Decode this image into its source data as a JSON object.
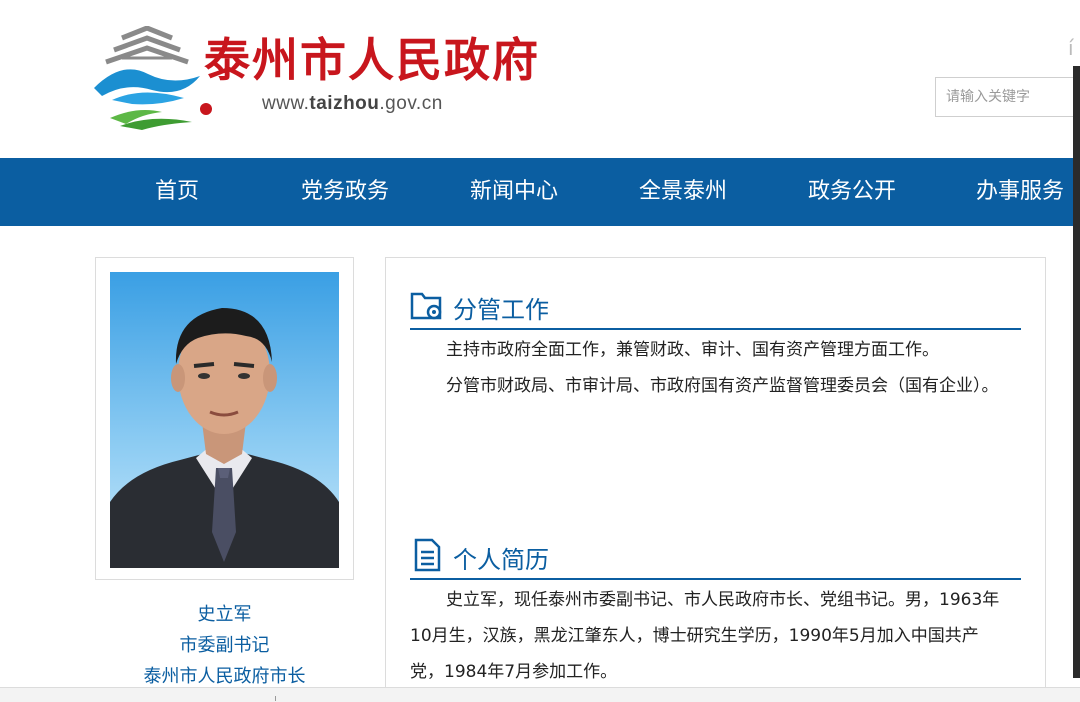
{
  "header": {
    "site_title": "泰州市人民政府",
    "url_prefix": "www.",
    "url_domain": "taizhou",
    "url_suffix": ".gov.cn",
    "search_placeholder": "请输入关键字",
    "corner_glyph": "í"
  },
  "nav": {
    "items": [
      "首页",
      "党务政务",
      "新闻中心",
      "全景泰州",
      "政务公开",
      "办事服务"
    ]
  },
  "profile": {
    "name": "史立军",
    "position1": "市委副书记",
    "position2": "泰州市人民政府市长"
  },
  "sections": {
    "responsibilities": {
      "title": "分管工作",
      "paragraphs": [
        "主持市政府全面工作，兼管财政、审计、国有资产管理方面工作。",
        "分管市财政局、市审计局、市政府国有资产监督管理委员会（国有企业）。"
      ]
    },
    "resume": {
      "title": "个人简历",
      "paragraphs": [
        "史立军，现任泰州市委副书记、市人民政府市长、党组书记。男，1963年10月生，汉族，黑龙江肇东人，博士研究生学历，1990年5月加入中国共产党，1984年7月参加工作。"
      ]
    }
  },
  "colors": {
    "brand_red": "#c8161d",
    "nav_blue": "#0b5ea1",
    "text_dark": "#222222"
  }
}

##############################

◆ **Task details**
Return each line from the material above exactly, but not the pictures.

◆ **The reply**
Decode this image into its source data as a JSON object.
{
  "header": {
    "site_title": "泰州市人民政府",
    "url_prefix": "www.",
    "url_domain": "taizhou",
    "url_suffix": ".gov.cn",
    "search_placeholder": "请输入关键字",
    "corner_glyph": "í"
  },
  "nav": {
    "items": [
      "首页",
      "党务政务",
      "新闻中心",
      "全景泰州",
      "政务公开",
      "办事服务"
    ]
  },
  "profile": {
    "name": "史立军",
    "position1": "市委副书记",
    "position2": "泰州市人民政府市长"
  },
  "sections": {
    "responsibilities": {
      "title": "分管工作",
      "paragraphs": [
        "主持市政府全面工作，兼管财政、审计、国有资产管理方面工作。",
        "分管市财政局、市审计局、市政府国有资产监督管理委员会（国有企业）。"
      ]
    },
    "resume": {
      "title": "个人简历",
      "paragraphs": [
        "史立军，现任泰州市委副书记、市人民政府市长、党组书记。男，1963年10月生，汉族，黑龙江肇东人，博士研究生学历，1990年5月加入中国共产党，1984年7月参加工作。"
      ]
    }
  },
  "colors": {
    "brand_red": "#c8161d",
    "nav_blue": "#0b5ea1",
    "text_dark": "#222222"
  }
}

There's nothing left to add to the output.